» **Problem to solve**
Gather all lines in the records below that include the word "بہوں".
************
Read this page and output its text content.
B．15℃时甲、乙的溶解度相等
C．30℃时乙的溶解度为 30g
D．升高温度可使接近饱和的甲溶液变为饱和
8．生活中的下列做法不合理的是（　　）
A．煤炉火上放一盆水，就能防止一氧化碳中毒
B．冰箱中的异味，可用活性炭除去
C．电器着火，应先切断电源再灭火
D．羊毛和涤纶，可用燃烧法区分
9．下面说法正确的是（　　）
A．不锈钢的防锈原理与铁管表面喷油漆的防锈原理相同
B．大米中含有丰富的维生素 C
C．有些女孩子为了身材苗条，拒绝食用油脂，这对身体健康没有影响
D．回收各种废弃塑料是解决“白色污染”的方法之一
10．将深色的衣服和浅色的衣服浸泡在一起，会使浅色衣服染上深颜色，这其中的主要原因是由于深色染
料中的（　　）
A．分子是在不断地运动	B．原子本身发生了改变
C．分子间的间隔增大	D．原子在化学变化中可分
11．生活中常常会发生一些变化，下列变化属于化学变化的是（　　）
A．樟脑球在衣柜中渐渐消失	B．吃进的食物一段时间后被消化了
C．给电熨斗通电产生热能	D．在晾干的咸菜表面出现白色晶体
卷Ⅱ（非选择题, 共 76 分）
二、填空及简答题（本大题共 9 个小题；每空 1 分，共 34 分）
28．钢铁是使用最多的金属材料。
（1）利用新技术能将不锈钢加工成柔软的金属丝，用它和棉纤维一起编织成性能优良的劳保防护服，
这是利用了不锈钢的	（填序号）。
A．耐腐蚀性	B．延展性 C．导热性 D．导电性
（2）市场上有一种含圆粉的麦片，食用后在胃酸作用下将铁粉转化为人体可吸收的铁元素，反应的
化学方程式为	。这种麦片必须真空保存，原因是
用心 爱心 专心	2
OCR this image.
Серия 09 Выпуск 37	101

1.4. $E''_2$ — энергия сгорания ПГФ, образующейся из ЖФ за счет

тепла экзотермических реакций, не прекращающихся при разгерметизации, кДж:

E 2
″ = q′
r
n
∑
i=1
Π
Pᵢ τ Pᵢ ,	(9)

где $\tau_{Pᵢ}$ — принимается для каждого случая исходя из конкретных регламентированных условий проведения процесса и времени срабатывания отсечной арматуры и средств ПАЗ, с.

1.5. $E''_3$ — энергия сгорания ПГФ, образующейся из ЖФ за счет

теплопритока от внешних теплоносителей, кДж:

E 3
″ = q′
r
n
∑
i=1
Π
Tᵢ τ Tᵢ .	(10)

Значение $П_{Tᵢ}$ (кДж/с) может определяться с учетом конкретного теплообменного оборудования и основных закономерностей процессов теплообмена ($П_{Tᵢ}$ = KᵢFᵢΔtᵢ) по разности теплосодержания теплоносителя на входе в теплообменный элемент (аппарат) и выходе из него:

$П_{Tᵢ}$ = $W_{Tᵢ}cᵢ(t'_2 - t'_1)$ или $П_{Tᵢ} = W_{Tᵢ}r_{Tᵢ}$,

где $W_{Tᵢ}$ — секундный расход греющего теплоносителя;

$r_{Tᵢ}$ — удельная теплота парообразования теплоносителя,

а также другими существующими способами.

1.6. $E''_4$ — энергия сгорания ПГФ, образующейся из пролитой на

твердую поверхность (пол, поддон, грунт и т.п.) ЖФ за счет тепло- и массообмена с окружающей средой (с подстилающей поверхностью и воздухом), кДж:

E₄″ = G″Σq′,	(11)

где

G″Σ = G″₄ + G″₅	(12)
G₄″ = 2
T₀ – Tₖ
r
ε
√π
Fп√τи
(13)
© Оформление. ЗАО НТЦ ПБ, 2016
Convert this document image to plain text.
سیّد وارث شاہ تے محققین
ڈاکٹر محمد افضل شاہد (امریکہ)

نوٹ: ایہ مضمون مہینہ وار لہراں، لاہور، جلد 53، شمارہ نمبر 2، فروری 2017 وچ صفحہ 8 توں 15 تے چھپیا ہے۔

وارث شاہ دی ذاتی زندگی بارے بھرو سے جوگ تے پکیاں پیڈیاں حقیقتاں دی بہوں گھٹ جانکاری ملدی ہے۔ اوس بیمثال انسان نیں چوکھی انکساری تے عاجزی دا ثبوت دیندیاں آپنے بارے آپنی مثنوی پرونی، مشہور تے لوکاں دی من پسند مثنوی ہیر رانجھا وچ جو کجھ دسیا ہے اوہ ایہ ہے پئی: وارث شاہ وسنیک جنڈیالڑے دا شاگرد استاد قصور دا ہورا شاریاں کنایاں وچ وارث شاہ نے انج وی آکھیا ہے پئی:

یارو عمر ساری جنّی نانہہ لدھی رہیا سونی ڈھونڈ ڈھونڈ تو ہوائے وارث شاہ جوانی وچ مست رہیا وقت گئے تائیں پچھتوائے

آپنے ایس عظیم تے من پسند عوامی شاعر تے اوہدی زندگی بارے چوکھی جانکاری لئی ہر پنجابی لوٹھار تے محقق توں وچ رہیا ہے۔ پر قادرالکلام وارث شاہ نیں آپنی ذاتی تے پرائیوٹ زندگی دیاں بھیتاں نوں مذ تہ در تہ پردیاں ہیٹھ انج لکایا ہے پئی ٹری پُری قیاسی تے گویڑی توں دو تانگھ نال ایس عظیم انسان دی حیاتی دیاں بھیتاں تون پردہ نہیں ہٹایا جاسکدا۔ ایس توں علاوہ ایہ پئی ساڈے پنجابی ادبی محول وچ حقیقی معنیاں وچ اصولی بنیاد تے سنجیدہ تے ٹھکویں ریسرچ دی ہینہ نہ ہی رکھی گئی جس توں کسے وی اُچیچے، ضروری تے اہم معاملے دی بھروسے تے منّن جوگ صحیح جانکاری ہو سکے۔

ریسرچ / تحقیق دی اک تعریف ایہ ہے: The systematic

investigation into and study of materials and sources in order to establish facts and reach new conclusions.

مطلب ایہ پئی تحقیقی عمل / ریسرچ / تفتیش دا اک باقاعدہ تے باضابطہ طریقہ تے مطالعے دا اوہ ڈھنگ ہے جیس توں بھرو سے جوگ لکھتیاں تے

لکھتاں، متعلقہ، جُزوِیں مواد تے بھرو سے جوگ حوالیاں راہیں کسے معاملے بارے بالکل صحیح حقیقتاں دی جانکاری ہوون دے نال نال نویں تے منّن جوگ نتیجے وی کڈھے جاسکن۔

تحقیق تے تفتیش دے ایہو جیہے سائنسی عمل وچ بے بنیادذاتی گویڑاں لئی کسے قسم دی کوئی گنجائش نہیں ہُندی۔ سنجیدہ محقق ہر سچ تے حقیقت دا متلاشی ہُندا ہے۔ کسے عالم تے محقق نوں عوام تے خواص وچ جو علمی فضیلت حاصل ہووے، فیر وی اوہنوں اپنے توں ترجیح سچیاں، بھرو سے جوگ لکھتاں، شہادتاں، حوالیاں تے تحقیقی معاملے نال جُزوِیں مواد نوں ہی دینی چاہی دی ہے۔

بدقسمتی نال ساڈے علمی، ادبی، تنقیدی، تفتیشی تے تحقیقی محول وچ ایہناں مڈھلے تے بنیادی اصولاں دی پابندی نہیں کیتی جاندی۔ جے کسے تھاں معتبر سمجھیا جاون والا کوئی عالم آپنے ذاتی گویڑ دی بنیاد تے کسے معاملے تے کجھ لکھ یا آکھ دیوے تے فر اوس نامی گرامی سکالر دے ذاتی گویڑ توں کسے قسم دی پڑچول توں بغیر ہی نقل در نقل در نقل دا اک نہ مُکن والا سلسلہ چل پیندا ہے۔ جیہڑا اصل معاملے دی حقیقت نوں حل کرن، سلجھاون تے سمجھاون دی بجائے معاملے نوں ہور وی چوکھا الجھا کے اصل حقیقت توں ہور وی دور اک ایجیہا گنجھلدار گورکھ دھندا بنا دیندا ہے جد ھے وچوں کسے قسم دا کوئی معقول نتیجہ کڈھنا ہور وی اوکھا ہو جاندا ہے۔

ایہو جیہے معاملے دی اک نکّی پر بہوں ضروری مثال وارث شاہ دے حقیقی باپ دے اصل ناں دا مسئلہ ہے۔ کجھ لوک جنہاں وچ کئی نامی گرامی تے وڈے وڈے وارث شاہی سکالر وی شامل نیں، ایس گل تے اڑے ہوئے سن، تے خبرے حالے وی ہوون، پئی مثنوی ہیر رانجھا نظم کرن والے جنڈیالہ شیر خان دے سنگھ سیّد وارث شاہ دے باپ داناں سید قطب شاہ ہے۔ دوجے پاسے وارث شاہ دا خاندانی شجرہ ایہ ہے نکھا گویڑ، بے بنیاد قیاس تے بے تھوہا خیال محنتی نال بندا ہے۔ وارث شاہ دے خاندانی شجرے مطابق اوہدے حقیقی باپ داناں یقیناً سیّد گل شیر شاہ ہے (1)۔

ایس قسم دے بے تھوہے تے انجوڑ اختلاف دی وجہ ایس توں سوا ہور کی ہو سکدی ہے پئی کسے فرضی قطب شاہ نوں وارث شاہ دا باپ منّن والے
************
» **Solved problem**
وارث شاہ دی ذاتی زندگی بارے بھرو سے جوگ تے پکیاں پیڈیاں حقیقتاں دی بہوں گھٹ جانکاری ملدی ہے۔ اوس بیمثال انسان نیں چوکھی انکساری تے عاجزی دا ثبوت دیندیاں آپنے بارے آپنی مثنوی پرونی، مشہور تے لوکاں دی من پسند مثنوی ہیر رانجھا وچ جو کجھ دسیا ہے اوہ ایہ ہے پئی: وارث شاہ وسنیک جنڈیالڑے دا شاگرد استاد قصور دا ہورا شاریاں کنایاں وچ وارث شاہ نے انج وی آکھیا ہے پئی:
ایہو جیہے معاملے دی اک نکّی پر بہوں ضروری مثال وارث شاہ دے حقیقی باپ دے اصل ناں دا مسئلہ ہے۔ کجھ لوک جنہاں وچ کئی نامی گرامی تے وڈے وڈے وارث شاہی سکالر وی شامل نیں، ایس گل تے اڑے ہوئے سن، تے خبرے حالے وی ہوون، پئی مثنوی ہیر رانجھا نظم کرن والے جنڈیالہ شیر خان دے سنگھ سیّد وارث شاہ دے باپ داناں سید قطب شاہ ہے۔ دوجے پاسے وارث شاہ دا خاندانی شجرہ ایہ ہے نکھا گویڑ، بے بنیاد قیاس تے بے تھوہا خیال محنتی نال بندا ہے۔ وارث شاہ دے خاندانی شجرے مطابق اوہدے حقیقی باپ داناں یقیناً سیّد گل شیر شاہ ہے (1)۔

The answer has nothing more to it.